§ **REQUIRED TASK**
Each entry below should be reproduced character for character.

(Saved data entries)
↓↓↓

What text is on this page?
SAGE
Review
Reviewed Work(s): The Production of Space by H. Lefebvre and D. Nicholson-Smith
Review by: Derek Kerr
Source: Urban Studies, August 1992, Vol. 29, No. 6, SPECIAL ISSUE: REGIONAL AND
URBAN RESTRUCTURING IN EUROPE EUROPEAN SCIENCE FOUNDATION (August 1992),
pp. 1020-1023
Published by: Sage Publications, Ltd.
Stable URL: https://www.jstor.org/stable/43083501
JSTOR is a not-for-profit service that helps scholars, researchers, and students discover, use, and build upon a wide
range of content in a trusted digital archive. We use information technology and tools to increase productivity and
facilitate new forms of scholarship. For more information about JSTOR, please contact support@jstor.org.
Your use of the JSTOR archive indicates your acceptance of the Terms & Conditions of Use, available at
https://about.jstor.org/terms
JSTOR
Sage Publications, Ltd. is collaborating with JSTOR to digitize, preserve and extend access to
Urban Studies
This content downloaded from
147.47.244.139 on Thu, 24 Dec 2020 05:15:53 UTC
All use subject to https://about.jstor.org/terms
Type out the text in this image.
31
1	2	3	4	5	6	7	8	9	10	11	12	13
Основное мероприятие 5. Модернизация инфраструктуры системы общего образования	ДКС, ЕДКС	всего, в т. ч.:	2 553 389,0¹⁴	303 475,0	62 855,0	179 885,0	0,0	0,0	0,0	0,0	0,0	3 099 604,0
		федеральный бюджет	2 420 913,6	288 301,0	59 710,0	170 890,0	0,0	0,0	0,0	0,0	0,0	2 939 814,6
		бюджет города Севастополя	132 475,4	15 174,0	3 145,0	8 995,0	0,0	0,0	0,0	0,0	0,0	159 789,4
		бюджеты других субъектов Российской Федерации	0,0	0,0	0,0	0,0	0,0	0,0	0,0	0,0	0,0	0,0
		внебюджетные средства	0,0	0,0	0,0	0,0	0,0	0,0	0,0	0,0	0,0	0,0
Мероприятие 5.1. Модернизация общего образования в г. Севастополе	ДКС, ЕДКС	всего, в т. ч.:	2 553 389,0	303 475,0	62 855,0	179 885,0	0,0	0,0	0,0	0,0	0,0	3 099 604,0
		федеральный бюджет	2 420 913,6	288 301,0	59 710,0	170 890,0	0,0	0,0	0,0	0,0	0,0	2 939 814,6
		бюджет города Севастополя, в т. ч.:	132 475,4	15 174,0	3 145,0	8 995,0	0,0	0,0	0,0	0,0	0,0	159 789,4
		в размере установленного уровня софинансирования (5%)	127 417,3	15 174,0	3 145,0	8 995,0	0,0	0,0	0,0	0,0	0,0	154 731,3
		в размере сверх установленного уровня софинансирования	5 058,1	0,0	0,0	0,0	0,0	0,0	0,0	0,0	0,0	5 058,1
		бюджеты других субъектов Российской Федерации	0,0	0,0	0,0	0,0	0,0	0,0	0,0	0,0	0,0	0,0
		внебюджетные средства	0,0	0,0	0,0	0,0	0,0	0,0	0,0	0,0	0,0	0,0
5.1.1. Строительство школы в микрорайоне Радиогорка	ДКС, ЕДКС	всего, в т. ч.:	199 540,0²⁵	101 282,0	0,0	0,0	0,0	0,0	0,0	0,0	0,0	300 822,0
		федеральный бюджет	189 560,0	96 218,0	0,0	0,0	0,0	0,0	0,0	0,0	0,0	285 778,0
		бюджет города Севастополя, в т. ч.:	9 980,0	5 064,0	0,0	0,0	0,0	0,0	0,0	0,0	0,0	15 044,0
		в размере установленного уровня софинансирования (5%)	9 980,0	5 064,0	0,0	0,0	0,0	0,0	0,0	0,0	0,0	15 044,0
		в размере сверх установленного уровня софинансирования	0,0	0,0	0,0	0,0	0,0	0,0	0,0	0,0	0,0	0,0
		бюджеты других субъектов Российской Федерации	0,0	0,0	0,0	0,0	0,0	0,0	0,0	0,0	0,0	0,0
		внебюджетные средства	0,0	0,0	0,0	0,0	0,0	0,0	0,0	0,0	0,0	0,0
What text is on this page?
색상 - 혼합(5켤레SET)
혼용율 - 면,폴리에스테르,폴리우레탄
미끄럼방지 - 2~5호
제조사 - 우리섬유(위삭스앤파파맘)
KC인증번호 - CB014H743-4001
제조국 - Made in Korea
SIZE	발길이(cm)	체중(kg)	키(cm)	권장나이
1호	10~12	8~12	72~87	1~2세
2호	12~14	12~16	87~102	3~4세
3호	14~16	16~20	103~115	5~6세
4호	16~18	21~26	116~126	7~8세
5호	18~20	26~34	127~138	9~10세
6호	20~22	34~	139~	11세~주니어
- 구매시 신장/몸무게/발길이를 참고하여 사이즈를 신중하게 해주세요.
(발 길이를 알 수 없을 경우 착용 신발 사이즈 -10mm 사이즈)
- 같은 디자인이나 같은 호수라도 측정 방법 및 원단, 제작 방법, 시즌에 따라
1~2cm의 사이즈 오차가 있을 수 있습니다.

↑↑↑

§ **RESPONSE TO THIS TASK**
What text is on this page?
SAGE
Review
Reviewed Work(s): The Production of Space by H. Lefebvre and D. Nicholson-Smith
Review by: Derek Kerr
Source: Urban Studies, August 1992, Vol. 29, No. 6, SPECIAL ISSUE: REGIONAL AND
URBAN RESTRUCTURING IN EUROPE EUROPEAN SCIENCE FOUNDATION (August 1992),
pp. 1020-1023
Published by: Sage Publications, Ltd.
Stable URL: https://www.jstor.org/stable/43083501
JSTOR is a not-for-profit service that helps scholars, researchers, and students discover, use, and build upon a wide
range of content in a trusted digital archive. We use information technology and tools to increase productivity and
facilitate new forms of scholarship. For more information about JSTOR, please contact support@jstor.org.
Your use of the JSTOR archive indicates your acceptance of the Terms & Conditions of Use, available at
https://about.jstor.org/terms
JSTOR
Sage Publications, Ltd. is collaborating with JSTOR to digitize, preserve and extend access to
Urban Studies
This content downloaded from
147.47.244.139 on Thu, 24 Dec 2020 05:15:53 UTC
All use subject to https://about.jstor.org/terms
Type out the text in this image.
31
1	2	3	4	5	6	7	8	9	10	11	12	13
Основное мероприятие 5. Модернизация инфраструктуры системы общего образования	ДКС, ЕДКС	всего, в т. ч.:	2 553 389,0¹⁴	303 475,0	62 855,0	179 885,0	0,0	0,0	0,0	0,0	0,0	3 099 604,0
		федеральный бюджет	2 420 913,6	288 301,0	59 710,0	170 890,0	0,0	0,0	0,0	0,0	0,0	2 939 814,6
		бюджет города Севастополя	132 475,4	15 174,0	3 145,0	8 995,0	0,0	0,0	0,0	0,0	0,0	159 789,4
		бюджеты других субъектов Российской Федерации	0,0	0,0	0,0	0,0	0,0	0,0	0,0	0,0	0,0	0,0
		внебюджетные средства	0,0	0,0	0,0	0,0	0,0	0,0	0,0	0,0	0,0	0,0
Мероприятие 5.1. Модернизация общего образования в г. Севастополе	ДКС, ЕДКС	всего, в т. ч.:	2 553 389,0	303 475,0	62 855,0	179 885,0	0,0	0,0	0,0	0,0	0,0	3 099 604,0
		федеральный бюджет	2 420 913,6	288 301,0	59 710,0	170 890,0	0,0	0,0	0,0	0,0	0,0	2 939 814,6
		бюджет города Севастополя, в т. ч.:	132 475,4	15 174,0	3 145,0	8 995,0	0,0	0,0	0,0	0,0	0,0	159 789,4
		в размере установленного уровня софинансирования (5%)	127 417,3	15 174,0	3 145,0	8 995,0	0,0	0,0	0,0	0,0	0,0	154 731,3
		в размере сверх установленного уровня софинансирования	5 058,1	0,0	0,0	0,0	0,0	0,0	0,0	0,0	0,0	5 058,1
		бюджеты других субъектов Российской Федерации	0,0	0,0	0,0	0,0	0,0	0,0	0,0	0,0	0,0	0,0
		внебюджетные средства	0,0	0,0	0,0	0,0	0,0	0,0	0,0	0,0	0,0	0,0
5.1.1. Строительство школы в микрорайоне Радиогорка	ДКС, ЕДКС	всего, в т. ч.:	199 540,0²⁵	101 282,0	0,0	0,0	0,0	0,0	0,0	0,0	0,0	300 822,0
		федеральный бюджет	189 560,0	96 218,0	0,0	0,0	0,0	0,0	0,0	0,0	0,0	285 778,0
		бюджет города Севастополя, в т. ч.:	9 980,0	5 064,0	0,0	0,0	0,0	0,0	0,0	0,0	0,0	15 044,0
		в размере установленного уровня софинансирования (5%)	9 980,0	5 064,0	0,0	0,0	0,0	0,0	0,0	0,0	0,0	15 044,0
		в размере сверх установленного уровня софинансирования	0,0	0,0	0,0	0,0	0,0	0,0	0,0	0,0	0,0	0,0
		бюджеты других субъектов Российской Федерации	0,0	0,0	0,0	0,0	0,0	0,0	0,0	0,0	0,0	0,0
		внебюджетные средства	0,0	0,0	0,0	0,0	0,0	0,0	0,0	0,0	0,0	0,0
What text is on this page?
색상 - 혼합(5켤레SET)
혼용율 - 면,폴리에스테르,폴리우레탄
미끄럼방지 - 2~5호
제조사 - 우리섬유(위삭스앤파파맘)
KC인증번호 - CB014H743-4001
제조국 - Made in Korea
SIZE	발길이(cm)	체중(kg)	키(cm)	권장나이
1호	10~12	8~12	72~87	1~2세
2호	12~14	12~16	87~102	3~4세
3호	14~16	16~20	103~115	5~6세
4호	16~18	21~26	116~126	7~8세
5호	18~20	26~34	127~138	9~10세
6호	20~22	34~	139~	11세~주니어
- 구매시 신장/몸무게/발길이를 참고하여 사이즈를 신중하게 해주세요.
(발 길이를 알 수 없을 경우 착용 신발 사이즈 -10mm 사이즈)
- 같은 디자인이나 같은 호수라도 측정 방법 및 원단, 제작 방법, 시즌에 따라
1~2cm의 사이즈 오차가 있을 수 있습니다.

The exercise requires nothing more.